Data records
+ + + +

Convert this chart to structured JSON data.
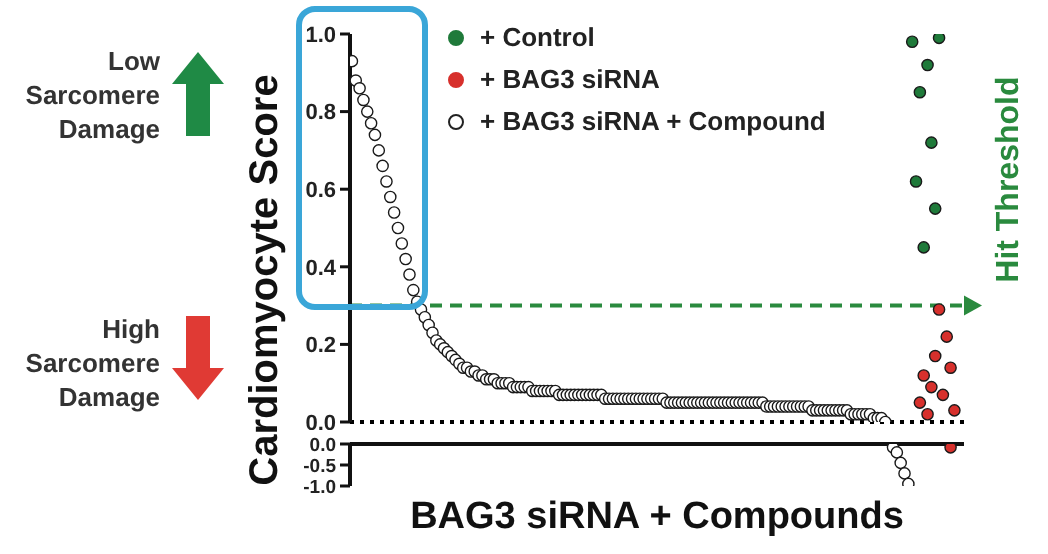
{
  "chart_data": [
    {
      "type": "scatter",
      "ylabel": "Cardiomyocyte Score",
      "annotations": [
        "Low Sarcomere Damage",
        "High Sarcomere Damage"
      ],
      "categories": [
        null,
        null,
        null,
        null,
        null,
        null,
        null,
        null,
        null,
        null,
        null,
        null,
        null,
        null,
        null,
        null,
        null,
        null,
        null,
        null,
        null,
        null,
        null,
        null,
        null,
        null,
        null,
        null,
        null,
        null,
        null,
        null,
        null,
        null,
        null,
        null,
        null,
        null,
        null,
        null,
        null,
        null,
        null,
        null,
        null,
        null,
        null,
        null,
        null,
        null,
        null,
        null,
        null,
        null,
        null,
        null,
        null,
        null,
        null,
        null,
        null,
        null,
        null,
        null,
        null,
        null,
        null,
        null,
        null,
        null,
        null,
        null,
        null,
        null,
        null,
        null,
        null,
        null,
        null,
        null,
        null,
        null,
        null,
        null,
        null,
        null,
        null,
        null,
        null,
        null,
        null,
        null,
        null,
        null,
        null,
        null,
        null,
        null,
        null,
        null,
        null,
        null,
        null,
        null,
        null,
        null,
        null,
        null,
        null,
        null,
        null,
        null,
        null,
        null,
        null,
        null,
        null,
        null,
        null,
        null,
        null,
        null,
        null,
        null,
        null,
        null,
        null,
        null,
        null,
        null,
        null,
        null,
        null,
        null,
        null,
        null,
        null,
        null,
        null,
        null,
        null,
        null,
        null,
        null,
        null,
        null,
        null,
        null,
        null,
        null,
        null,
        null,
        null,
        null,
        null,
        null,
        null,
        null,
        null,
        null
      ],
      "series": [
        {
          "name": "+ Control",
          "color": "#1f7a3a",
          "values": [
            null,
            null,
            null,
            null,
            null,
            null,
            null,
            null,
            null,
            null,
            null,
            null,
            null,
            null,
            null,
            null,
            null,
            null,
            null,
            null,
            null,
            null,
            null,
            null,
            null,
            null,
            null,
            null,
            null,
            null,
            null,
            null,
            null,
            null,
            null,
            null,
            null,
            null,
            null,
            null,
            null,
            null,
            null,
            null,
            null,
            null,
            null,
            null,
            null,
            null,
            null,
            null,
            null,
            null,
            null,
            null,
            null,
            null,
            null,
            null,
            null,
            null,
            null,
            null,
            null,
            null,
            null,
            null,
            null,
            null,
            null,
            null,
            null,
            null,
            null,
            null,
            null,
            null,
            null,
            null,
            null,
            null,
            null,
            null,
            null,
            null,
            null,
            null,
            null,
            null,
            null,
            null,
            null,
            null,
            null,
            null,
            null,
            null,
            null,
            null,
            null,
            null,
            null,
            null,
            null,
            null,
            null,
            null,
            null,
            null,
            null,
            null,
            null,
            null,
            null,
            null,
            null,
            null,
            null,
            null,
            null,
            null,
            null,
            null,
            null,
            null,
            null,
            null,
            null,
            null,
            null,
            null,
            null,
            null,
            null,
            null,
            null,
            null,
            null,
            null,
            null,
            null,
            null,
            null,
            null,
            null,
            0.98,
            0.62,
            0.85,
            0.45,
            0.92,
            0.72,
            0.55,
            0.99,
            null,
            null,
            null,
            null,
            null,
            null
          ]
        },
        {
          "name": "+ BAG3 siRNA",
          "color": "#d7302c",
          "values": [
            null,
            null,
            null,
            null,
            null,
            null,
            null,
            null,
            null,
            null,
            null,
            null,
            null,
            null,
            null,
            null,
            null,
            null,
            null,
            null,
            null,
            null,
            null,
            null,
            null,
            null,
            null,
            null,
            null,
            null,
            null,
            null,
            null,
            null,
            null,
            null,
            null,
            null,
            null,
            null,
            null,
            null,
            null,
            null,
            null,
            null,
            null,
            null,
            null,
            null,
            null,
            null,
            null,
            null,
            null,
            null,
            null,
            null,
            null,
            null,
            null,
            null,
            null,
            null,
            null,
            null,
            null,
            null,
            null,
            null,
            null,
            null,
            null,
            null,
            null,
            null,
            null,
            null,
            null,
            null,
            null,
            null,
            null,
            null,
            null,
            null,
            null,
            null,
            null,
            null,
            null,
            null,
            null,
            null,
            null,
            null,
            null,
            null,
            null,
            null,
            null,
            null,
            null,
            null,
            null,
            null,
            null,
            null,
            null,
            null,
            null,
            null,
            null,
            null,
            null,
            null,
            null,
            null,
            null,
            null,
            null,
            null,
            null,
            null,
            null,
            null,
            null,
            null,
            null,
            null,
            null,
            null,
            null,
            null,
            null,
            null,
            null,
            null,
            null,
            null,
            null,
            null,
            null,
            null,
            null,
            null,
            null,
            null,
            0.05,
            0.12,
            0.02,
            0.09,
            0.17,
            0.29,
            0.07,
            0.22,
            0.14,
            0.03,
            null,
            null
          ]
        },
        {
          "name": "+ BAG3 siRNA + Compound",
          "color": "#ffffff",
          "values": [
            0.93,
            0.88,
            0.86,
            0.83,
            0.8,
            0.77,
            0.74,
            0.7,
            0.66,
            0.62,
            0.58,
            0.54,
            0.5,
            0.46,
            0.42,
            0.38,
            0.34,
            0.31,
            0.29,
            0.27,
            0.25,
            0.23,
            0.21,
            0.2,
            0.19,
            0.18,
            0.17,
            0.16,
            0.15,
            0.14,
            0.14,
            0.13,
            0.13,
            0.12,
            0.12,
            0.11,
            0.11,
            0.11,
            0.1,
            0.1,
            0.1,
            0.1,
            0.09,
            0.09,
            0.09,
            0.09,
            0.09,
            0.08,
            0.08,
            0.08,
            0.08,
            0.08,
            0.08,
            0.08,
            0.07,
            0.07,
            0.07,
            0.07,
            0.07,
            0.07,
            0.07,
            0.07,
            0.07,
            0.07,
            0.07,
            0.07,
            0.06,
            0.06,
            0.06,
            0.06,
            0.06,
            0.06,
            0.06,
            0.06,
            0.06,
            0.06,
            0.06,
            0.06,
            0.06,
            0.06,
            0.06,
            0.06,
            0.05,
            0.05,
            0.05,
            0.05,
            0.05,
            0.05,
            0.05,
            0.05,
            0.05,
            0.05,
            0.05,
            0.05,
            0.05,
            0.05,
            0.05,
            0.05,
            0.05,
            0.05,
            0.05,
            0.05,
            0.05,
            0.05,
            0.05,
            0.05,
            0.05,
            0.05,
            0.04,
            0.04,
            0.04,
            0.04,
            0.04,
            0.04,
            0.04,
            0.04,
            0.04,
            0.04,
            0.04,
            0.04,
            0.03,
            0.03,
            0.03,
            0.03,
            0.03,
            0.03,
            0.03,
            0.03,
            0.03,
            0.03,
            0.02,
            0.02,
            0.02,
            0.02,
            0.02,
            0.02,
            0.01,
            0.01,
            0.01,
            0,
            null,
            null,
            null,
            null,
            null,
            null,
            null,
            null,
            null,
            null,
            null,
            null,
            null,
            null,
            null,
            null,
            null,
            null,
            null,
            null
          ]
        }
      ],
      "ylim": [
        0,
        1
      ],
      "yticks": [
        {
          "value": 0,
          "label": "0.0"
        },
        0.2,
        0.4,
        0.6,
        0.8,
        {
          "value": 1,
          "label": "1.0"
        }
      ],
      "ref_lines": [
        {
          "axis": "y",
          "value": 0,
          "line_style": "dotted",
          "color": "#000000"
        },
        {
          "axis": "y",
          "value": 0.3,
          "label": "Hit Threshold",
          "line_style": "dashed",
          "color": "#2a8a3e"
        }
      ],
      "marker": "circle",
      "grid": false,
      "legend": "top"
    },
    {
      "type": "scatter",
      "xlabel": "BAG3 siRNA + Compounds",
      "categories": [
        null,
        null,
        null,
        null,
        null,
        null,
        null,
        null,
        null,
        null,
        null,
        null,
        null,
        null,
        null,
        null,
        null,
        null,
        null,
        null,
        null,
        null,
        null,
        null,
        null,
        null,
        null,
        null,
        null,
        null,
        null,
        null,
        null,
        null,
        null,
        null,
        null,
        null,
        null,
        null,
        null,
        null,
        null,
        null,
        null,
        null,
        null,
        null,
        null,
        null,
        null,
        null,
        null,
        null,
        null,
        null,
        null,
        null,
        null,
        null,
        null,
        null,
        null,
        null,
        null,
        null,
        null,
        null,
        null,
        null,
        null,
        null,
        null,
        null,
        null,
        null,
        null,
        null,
        null,
        null,
        null,
        null,
        null,
        null,
        null,
        null,
        null,
        null,
        null,
        null,
        null,
        null,
        null,
        null,
        null,
        null,
        null,
        null,
        null,
        null,
        null,
        null,
        null,
        null,
        null,
        null,
        null,
        null,
        null,
        null,
        null,
        null,
        null,
        null,
        null,
        null,
        null,
        null,
        null,
        null,
        null,
        null,
        null,
        null,
        null,
        null,
        null,
        null,
        null,
        null,
        null,
        null,
        null,
        null,
        null,
        null,
        null,
        null,
        null,
        null,
        null,
        null,
        null,
        null,
        null,
        null,
        null,
        null,
        null,
        null,
        null,
        null,
        null,
        null,
        null,
        null,
        null,
        null,
        null,
        null
      ],
      "series": [
        {
          "color": "#d7302c",
          "values": [
            null,
            null,
            null,
            null,
            null,
            null,
            null,
            null,
            null,
            null,
            null,
            null,
            null,
            null,
            null,
            null,
            null,
            null,
            null,
            null,
            null,
            null,
            null,
            null,
            null,
            null,
            null,
            null,
            null,
            null,
            null,
            null,
            null,
            null,
            null,
            null,
            null,
            null,
            null,
            null,
            null,
            null,
            null,
            null,
            null,
            null,
            null,
            null,
            null,
            null,
            null,
            null,
            null,
            null,
            null,
            null,
            null,
            null,
            null,
            null,
            null,
            null,
            null,
            null,
            null,
            null,
            null,
            null,
            null,
            null,
            null,
            null,
            null,
            null,
            null,
            null,
            null,
            null,
            null,
            null,
            null,
            null,
            null,
            null,
            null,
            null,
            null,
            null,
            null,
            null,
            null,
            null,
            null,
            null,
            null,
            null,
            null,
            null,
            null,
            null,
            null,
            null,
            null,
            null,
            null,
            null,
            null,
            null,
            null,
            null,
            null,
            null,
            null,
            null,
            null,
            null,
            null,
            null,
            null,
            null,
            null,
            null,
            null,
            null,
            null,
            null,
            null,
            null,
            null,
            null,
            null,
            null,
            null,
            null,
            null,
            null,
            null,
            null,
            null,
            null,
            null,
            null,
            null,
            null,
            null,
            null,
            null,
            null,
            null,
            null,
            null,
            null,
            null,
            null,
            null,
            null,
            -0.08,
            null,
            null,
            null
          ]
        },
        {
          "color": "#ffffff",
          "values": [
            null,
            null,
            null,
            null,
            null,
            null,
            null,
            null,
            null,
            null,
            null,
            null,
            null,
            null,
            null,
            null,
            null,
            null,
            null,
            null,
            null,
            null,
            null,
            null,
            null,
            null,
            null,
            null,
            null,
            null,
            null,
            null,
            null,
            null,
            null,
            null,
            null,
            null,
            null,
            null,
            null,
            null,
            null,
            null,
            null,
            null,
            null,
            null,
            null,
            null,
            null,
            null,
            null,
            null,
            null,
            null,
            null,
            null,
            null,
            null,
            null,
            null,
            null,
            null,
            null,
            null,
            null,
            null,
            null,
            null,
            null,
            null,
            null,
            null,
            null,
            null,
            null,
            null,
            null,
            null,
            null,
            null,
            null,
            null,
            null,
            null,
            null,
            null,
            null,
            null,
            null,
            null,
            null,
            null,
            null,
            null,
            null,
            null,
            null,
            null,
            null,
            null,
            null,
            null,
            null,
            null,
            null,
            null,
            null,
            null,
            null,
            null,
            null,
            null,
            null,
            null,
            null,
            null,
            null,
            null,
            null,
            null,
            null,
            null,
            null,
            null,
            null,
            null,
            null,
            null,
            null,
            null,
            null,
            null,
            null,
            null,
            null,
            null,
            null,
            null,
            null,
            -0.08,
            -0.2,
            -0.45,
            -0.7,
            -0.95,
            null,
            null,
            null,
            null,
            null,
            null,
            null,
            null,
            null,
            null,
            null,
            null,
            null,
            null
          ]
        }
      ],
      "ylim": [
        -1,
        0
      ],
      "yticks": [
        {
          "value": 0,
          "label": "0.0"
        },
        {
          "value": -0.5,
          "label": "-0.5"
        },
        {
          "value": -1,
          "label": "-1.0"
        }
      ],
      "marker": "circle",
      "grid": false
    }
  ]
}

+ + + +

● BRIEF
List each line of the entries that holds the string "color".

● ANSWER
          "color": "#1f7a3a",
          "color": "#d7302c",
          "color": "#ffffff",
          "color": "#000000"
          "color": "#2a8a3e"
          "color": "#d7302c",
          "color": "#ffffff",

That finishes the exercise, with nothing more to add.